_THE EXERCISE_. Reproduce the records verbatim, starting with their first line and ending with the line that contains "row-label: CPU Multi-Core: [83, 313, 170, 327]", with that line included.

#### THE DATA

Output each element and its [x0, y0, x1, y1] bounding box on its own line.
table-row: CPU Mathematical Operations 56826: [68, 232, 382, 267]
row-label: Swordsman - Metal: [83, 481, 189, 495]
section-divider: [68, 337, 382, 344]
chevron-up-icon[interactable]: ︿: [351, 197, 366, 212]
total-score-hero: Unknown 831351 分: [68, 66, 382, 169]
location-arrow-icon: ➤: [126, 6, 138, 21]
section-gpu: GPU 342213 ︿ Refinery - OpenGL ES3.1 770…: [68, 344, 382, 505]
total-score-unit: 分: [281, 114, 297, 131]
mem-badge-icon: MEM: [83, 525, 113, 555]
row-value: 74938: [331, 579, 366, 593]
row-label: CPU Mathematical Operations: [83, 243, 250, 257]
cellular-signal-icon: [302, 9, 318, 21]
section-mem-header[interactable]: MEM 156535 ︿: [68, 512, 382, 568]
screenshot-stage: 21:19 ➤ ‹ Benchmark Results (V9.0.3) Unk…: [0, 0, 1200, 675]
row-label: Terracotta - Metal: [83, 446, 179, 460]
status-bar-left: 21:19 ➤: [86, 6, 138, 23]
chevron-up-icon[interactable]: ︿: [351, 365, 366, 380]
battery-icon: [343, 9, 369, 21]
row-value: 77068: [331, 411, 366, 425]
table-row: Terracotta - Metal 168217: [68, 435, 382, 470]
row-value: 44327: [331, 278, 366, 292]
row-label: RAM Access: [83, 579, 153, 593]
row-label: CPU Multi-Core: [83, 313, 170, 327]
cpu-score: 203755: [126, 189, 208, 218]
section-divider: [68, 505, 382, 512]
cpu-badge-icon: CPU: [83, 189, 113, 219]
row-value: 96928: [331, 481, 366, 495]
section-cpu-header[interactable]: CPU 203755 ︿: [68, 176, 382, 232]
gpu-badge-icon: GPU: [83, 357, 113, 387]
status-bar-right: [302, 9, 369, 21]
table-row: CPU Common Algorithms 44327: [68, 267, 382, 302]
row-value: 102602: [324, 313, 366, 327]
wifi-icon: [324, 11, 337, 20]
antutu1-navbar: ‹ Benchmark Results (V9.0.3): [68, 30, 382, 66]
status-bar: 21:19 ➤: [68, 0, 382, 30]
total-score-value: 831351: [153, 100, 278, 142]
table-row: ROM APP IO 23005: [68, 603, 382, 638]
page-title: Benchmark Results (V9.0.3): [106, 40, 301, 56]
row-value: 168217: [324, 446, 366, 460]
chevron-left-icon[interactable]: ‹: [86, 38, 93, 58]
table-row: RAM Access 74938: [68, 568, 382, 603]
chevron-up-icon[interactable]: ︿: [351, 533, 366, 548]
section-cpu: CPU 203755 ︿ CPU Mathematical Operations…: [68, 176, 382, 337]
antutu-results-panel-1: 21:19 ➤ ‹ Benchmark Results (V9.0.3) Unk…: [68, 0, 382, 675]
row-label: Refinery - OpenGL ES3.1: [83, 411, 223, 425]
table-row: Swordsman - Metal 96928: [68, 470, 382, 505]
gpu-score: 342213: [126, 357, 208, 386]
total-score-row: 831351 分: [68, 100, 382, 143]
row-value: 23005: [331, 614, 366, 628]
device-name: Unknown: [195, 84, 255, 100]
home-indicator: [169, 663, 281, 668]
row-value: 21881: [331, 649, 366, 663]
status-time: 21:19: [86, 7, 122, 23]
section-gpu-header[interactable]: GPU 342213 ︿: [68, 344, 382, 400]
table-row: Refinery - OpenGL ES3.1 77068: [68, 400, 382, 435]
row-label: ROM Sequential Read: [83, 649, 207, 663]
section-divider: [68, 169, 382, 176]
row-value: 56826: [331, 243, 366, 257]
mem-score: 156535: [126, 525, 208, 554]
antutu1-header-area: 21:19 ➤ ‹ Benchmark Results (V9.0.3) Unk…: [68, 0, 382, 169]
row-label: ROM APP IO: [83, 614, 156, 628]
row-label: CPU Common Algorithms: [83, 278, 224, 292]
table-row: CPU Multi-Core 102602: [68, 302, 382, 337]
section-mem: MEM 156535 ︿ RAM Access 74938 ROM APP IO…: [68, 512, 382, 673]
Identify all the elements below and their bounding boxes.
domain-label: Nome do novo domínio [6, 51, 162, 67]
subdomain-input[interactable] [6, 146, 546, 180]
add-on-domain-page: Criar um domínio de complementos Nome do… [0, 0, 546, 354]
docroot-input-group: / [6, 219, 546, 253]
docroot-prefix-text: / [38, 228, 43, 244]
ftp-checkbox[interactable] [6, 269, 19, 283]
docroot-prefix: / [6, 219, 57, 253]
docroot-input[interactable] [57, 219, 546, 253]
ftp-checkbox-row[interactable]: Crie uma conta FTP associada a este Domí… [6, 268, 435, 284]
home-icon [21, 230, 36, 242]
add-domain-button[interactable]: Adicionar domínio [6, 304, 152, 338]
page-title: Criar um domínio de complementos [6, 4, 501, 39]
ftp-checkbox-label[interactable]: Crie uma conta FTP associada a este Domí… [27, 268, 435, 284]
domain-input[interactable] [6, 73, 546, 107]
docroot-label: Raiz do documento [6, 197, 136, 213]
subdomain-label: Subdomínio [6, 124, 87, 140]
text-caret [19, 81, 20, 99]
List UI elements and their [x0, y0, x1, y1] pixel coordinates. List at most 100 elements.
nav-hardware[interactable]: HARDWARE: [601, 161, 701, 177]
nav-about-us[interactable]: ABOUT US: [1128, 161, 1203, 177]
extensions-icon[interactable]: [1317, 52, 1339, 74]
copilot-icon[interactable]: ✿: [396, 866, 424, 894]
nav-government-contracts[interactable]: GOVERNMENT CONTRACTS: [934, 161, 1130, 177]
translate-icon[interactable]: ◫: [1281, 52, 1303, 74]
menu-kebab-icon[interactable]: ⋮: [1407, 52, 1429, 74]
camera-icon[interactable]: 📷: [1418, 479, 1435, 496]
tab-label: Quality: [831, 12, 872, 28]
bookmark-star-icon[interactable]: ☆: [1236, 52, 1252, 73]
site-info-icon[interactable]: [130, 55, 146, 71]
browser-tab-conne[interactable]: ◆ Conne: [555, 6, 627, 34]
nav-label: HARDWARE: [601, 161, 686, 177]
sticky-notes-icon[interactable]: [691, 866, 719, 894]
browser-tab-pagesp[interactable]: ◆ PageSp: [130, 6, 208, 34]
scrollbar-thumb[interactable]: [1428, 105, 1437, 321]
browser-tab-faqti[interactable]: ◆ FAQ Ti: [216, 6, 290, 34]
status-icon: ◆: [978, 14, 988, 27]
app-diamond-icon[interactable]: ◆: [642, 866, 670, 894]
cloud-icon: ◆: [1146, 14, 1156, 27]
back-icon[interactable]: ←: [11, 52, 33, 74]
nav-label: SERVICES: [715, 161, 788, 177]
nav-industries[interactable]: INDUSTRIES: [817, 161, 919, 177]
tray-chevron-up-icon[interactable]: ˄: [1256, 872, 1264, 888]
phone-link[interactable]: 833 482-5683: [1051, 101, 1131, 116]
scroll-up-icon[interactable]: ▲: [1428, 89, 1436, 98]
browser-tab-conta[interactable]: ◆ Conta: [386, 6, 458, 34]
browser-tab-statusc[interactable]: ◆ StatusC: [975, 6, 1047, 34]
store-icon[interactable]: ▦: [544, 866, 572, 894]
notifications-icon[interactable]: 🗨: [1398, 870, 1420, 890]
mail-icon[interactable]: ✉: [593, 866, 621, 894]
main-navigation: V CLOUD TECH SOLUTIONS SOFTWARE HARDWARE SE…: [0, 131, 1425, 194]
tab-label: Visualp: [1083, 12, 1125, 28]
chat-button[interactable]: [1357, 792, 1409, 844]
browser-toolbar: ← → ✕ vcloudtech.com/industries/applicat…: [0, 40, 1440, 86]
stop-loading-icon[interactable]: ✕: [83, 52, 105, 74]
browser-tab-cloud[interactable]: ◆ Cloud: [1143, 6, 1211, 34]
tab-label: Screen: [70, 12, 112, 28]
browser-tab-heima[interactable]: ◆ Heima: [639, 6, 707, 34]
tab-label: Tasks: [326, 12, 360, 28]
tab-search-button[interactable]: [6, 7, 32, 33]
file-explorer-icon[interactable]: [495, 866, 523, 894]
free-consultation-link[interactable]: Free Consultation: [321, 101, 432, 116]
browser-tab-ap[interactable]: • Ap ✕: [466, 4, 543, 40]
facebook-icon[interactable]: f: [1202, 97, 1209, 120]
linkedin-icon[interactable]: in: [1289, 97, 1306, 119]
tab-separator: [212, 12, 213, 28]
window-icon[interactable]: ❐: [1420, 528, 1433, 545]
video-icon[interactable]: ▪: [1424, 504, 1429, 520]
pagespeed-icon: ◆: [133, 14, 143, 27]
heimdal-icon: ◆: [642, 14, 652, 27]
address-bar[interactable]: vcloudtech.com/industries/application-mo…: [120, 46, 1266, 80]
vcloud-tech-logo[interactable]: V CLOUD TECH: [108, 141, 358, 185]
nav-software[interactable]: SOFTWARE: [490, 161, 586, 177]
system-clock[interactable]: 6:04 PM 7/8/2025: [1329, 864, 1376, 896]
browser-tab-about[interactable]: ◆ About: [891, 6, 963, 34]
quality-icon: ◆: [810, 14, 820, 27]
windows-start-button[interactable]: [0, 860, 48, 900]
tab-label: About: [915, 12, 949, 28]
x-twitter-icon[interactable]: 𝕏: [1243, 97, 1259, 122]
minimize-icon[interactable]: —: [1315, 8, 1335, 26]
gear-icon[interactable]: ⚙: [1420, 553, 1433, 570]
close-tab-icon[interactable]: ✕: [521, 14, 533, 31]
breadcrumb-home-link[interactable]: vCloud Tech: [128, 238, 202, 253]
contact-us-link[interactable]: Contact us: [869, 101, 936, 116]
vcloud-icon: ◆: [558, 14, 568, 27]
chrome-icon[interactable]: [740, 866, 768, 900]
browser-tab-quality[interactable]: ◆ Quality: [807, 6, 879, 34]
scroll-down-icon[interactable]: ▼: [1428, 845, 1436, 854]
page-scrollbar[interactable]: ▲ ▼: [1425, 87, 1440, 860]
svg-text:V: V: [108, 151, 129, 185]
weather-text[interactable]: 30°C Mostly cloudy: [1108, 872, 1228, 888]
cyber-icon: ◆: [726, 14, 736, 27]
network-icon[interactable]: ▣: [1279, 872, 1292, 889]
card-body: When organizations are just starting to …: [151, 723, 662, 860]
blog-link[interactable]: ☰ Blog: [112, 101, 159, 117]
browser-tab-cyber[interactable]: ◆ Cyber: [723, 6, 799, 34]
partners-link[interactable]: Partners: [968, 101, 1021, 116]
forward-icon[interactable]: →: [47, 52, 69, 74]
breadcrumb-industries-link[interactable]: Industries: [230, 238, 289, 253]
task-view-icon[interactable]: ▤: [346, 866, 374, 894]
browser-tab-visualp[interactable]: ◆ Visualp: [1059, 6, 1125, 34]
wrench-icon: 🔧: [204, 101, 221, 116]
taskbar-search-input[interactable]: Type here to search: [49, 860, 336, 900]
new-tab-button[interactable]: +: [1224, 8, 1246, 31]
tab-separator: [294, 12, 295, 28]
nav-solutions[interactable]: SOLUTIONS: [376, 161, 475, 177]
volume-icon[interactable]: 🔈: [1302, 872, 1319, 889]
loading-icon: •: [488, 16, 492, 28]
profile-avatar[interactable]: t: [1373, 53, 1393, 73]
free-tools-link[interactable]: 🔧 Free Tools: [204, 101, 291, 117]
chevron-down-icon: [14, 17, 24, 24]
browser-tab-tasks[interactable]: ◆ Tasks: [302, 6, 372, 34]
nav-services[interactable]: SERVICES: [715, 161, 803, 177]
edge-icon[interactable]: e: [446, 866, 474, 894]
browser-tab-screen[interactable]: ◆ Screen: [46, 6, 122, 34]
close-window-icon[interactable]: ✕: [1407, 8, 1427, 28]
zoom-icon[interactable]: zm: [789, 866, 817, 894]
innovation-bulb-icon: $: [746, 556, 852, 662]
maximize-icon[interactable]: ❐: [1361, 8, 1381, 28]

########

_TASK ANSWER_.
Output each element and its [x0, y0, x1, y1] bounding box on its own line.
table-row: CPU Mathematical Operations 56826: [68, 232, 382, 267]
row-label: Swordsman - Metal: [83, 481, 189, 495]
section-divider: [68, 337, 382, 344]
chevron-up-icon[interactable]: ︿: [351, 197, 366, 212]
total-score-hero: Unknown 831351 分: [68, 66, 382, 169]
location-arrow-icon: ➤: [126, 6, 138, 21]
section-gpu: GPU 342213 ︿ Refinery - OpenGL ES3.1 770…: [68, 344, 382, 505]
total-score-unit: 分: [281, 114, 297, 131]
mem-badge-icon: MEM: [83, 525, 113, 555]
row-value: 74938: [331, 579, 366, 593]
row-label: CPU Mathematical Operations: [83, 243, 250, 257]
cellular-signal-icon: [302, 9, 318, 21]
section-mem-header[interactable]: MEM 156535 ︿: [68, 512, 382, 568]
screenshot-stage: 21:19 ➤ ‹ Benchmark Results (V9.0.3) Unk…: [0, 0, 1200, 675]
row-label: Terracotta - Metal: [83, 446, 179, 460]
status-bar-left: 21:19 ➤: [86, 6, 138, 23]
chevron-up-icon[interactable]: ︿: [351, 365, 366, 380]
battery-icon: [343, 9, 369, 21]
row-value: 77068: [331, 411, 366, 425]
table-row: Terracotta - Metal 168217: [68, 435, 382, 470]
row-value: 44327: [331, 278, 366, 292]
row-label: RAM Access: [83, 579, 153, 593]
row-label: CPU Multi-Core: [83, 313, 170, 327]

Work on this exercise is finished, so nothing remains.